> **Saved data entries**
-------------------------

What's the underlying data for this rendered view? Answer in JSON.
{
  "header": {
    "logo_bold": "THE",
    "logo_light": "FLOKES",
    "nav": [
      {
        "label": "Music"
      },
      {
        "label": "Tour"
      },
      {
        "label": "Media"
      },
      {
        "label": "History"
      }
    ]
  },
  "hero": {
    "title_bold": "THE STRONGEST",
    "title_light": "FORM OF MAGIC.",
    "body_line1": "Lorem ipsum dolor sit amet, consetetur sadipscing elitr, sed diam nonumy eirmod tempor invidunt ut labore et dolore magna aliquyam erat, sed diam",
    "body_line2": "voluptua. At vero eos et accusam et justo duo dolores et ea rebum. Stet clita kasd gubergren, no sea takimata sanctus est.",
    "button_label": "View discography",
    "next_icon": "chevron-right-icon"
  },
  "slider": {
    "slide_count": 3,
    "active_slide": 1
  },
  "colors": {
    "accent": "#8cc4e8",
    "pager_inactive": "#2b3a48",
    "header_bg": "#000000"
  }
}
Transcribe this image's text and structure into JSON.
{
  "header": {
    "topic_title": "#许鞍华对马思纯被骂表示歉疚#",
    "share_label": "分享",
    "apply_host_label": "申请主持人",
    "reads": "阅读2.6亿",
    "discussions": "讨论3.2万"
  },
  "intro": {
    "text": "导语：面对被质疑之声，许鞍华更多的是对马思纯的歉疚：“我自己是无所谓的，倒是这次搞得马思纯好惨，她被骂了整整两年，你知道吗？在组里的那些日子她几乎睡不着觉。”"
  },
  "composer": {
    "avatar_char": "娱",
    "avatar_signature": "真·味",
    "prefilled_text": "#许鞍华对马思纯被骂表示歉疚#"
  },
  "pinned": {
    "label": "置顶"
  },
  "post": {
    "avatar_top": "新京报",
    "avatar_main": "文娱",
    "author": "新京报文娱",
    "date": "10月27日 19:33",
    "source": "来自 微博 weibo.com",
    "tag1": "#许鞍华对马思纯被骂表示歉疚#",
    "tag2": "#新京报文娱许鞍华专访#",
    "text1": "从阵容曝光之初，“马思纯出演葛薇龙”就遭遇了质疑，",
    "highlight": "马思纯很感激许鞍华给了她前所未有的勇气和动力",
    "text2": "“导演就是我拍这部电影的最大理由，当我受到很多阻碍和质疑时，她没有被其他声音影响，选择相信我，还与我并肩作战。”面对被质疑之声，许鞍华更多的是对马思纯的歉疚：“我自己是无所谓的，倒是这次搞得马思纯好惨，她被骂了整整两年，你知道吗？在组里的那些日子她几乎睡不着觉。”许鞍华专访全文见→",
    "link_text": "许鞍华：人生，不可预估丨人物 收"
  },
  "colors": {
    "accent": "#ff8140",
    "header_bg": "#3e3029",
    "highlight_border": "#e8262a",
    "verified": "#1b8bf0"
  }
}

-------------------------

> **REQUEST**
Reproduce each line verbatim.

> **SOLUTION FOR THIS TASK**
What's the underlying data for this rendered view? Answer in JSON.
{
  "header": {
    "logo_bold": "THE",
    "logo_light": "FLOKES",
    "nav": [
      {
        "label": "Music"
      },
      {
        "label": "Tour"
      },
      {
        "label": "Media"
      },
      {
        "label": "History"
      }
    ]
  },
  "hero": {
    "title_bold": "THE STRONGEST",
    "title_light": "FORM OF MAGIC.",
    "body_line1": "Lorem ipsum dolor sit amet, consetetur sadipscing elitr, sed diam nonumy eirmod tempor invidunt ut labore et dolore magna aliquyam erat, sed diam",
    "body_line2": "voluptua. At vero eos et accusam et justo duo dolores et ea rebum. Stet clita kasd gubergren, no sea takimata sanctus est.",
    "button_label": "View discography",
    "next_icon": "chevron-right-icon"
  },
  "slider": {
    "slide_count": 3,
    "active_slide": 1
  },
  "colors": {
    "accent": "#8cc4e8",
    "pager_inactive": "#2b3a48",
    "header_bg": "#000000"
  }
}
Transcribe this image's text and structure into JSON.
{
  "header": {
    "topic_title": "#许鞍华对马思纯被骂表示歉疚#",
    "share_label": "分享",
    "apply_host_label": "申请主持人",
    "reads": "阅读2.6亿",
    "discussions": "讨论3.2万"
  },
  "intro": {
    "text": "导语：面对被质疑之声，许鞍华更多的是对马思纯的歉疚：“我自己是无所谓的，倒是这次搞得马思纯好惨，她被骂了整整两年，你知道吗？在组里的那些日子她几乎睡不着觉。”"
  },
  "composer": {
    "avatar_char": "娱",
    "avatar_signature": "真·味",
    "prefilled_text": "#许鞍华对马思纯被骂表示歉疚#"
  },
  "pinned": {
    "label": "置顶"
  },
  "post": {
    "avatar_top": "新京报",
    "avatar_main": "文娱",
    "author": "新京报文娱",
    "date": "10月27日 19:33",
    "source": "来自 微博 weibo.com",
    "tag1": "#许鞍华对马思纯被骂表示歉疚#",
    "tag2": "#新京报文娱许鞍华专访#",
    "text1": "从阵容曝光之初，“马思纯出演葛薇龙”就遭遇了质疑，",
    "highlight": "马思纯很感激许鞍华给了她前所未有的勇气和动力",
    "text2": "“导演就是我拍这部电影的最大理由，当我受到很多阻碍和质疑时，她没有被其他声音影响，选择相信我，还与我并肩作战。”面对被质疑之声，许鞍华更多的是对马思纯的歉疚：“我自己是无所谓的，倒是这次搞得马思纯好惨，她被骂了整整两年，你知道吗？在组里的那些日子她几乎睡不着觉。”许鞍华专访全文见→",
    "link_text": "许鞍华：人生，不可预估丨人物 收"
  },
  "colors": {
    "accent": "#ff8140",
    "header_bg": "#3e3029",
    "highlight_border": "#e8262a",
    "verified": "#1b8bf0"
  }
}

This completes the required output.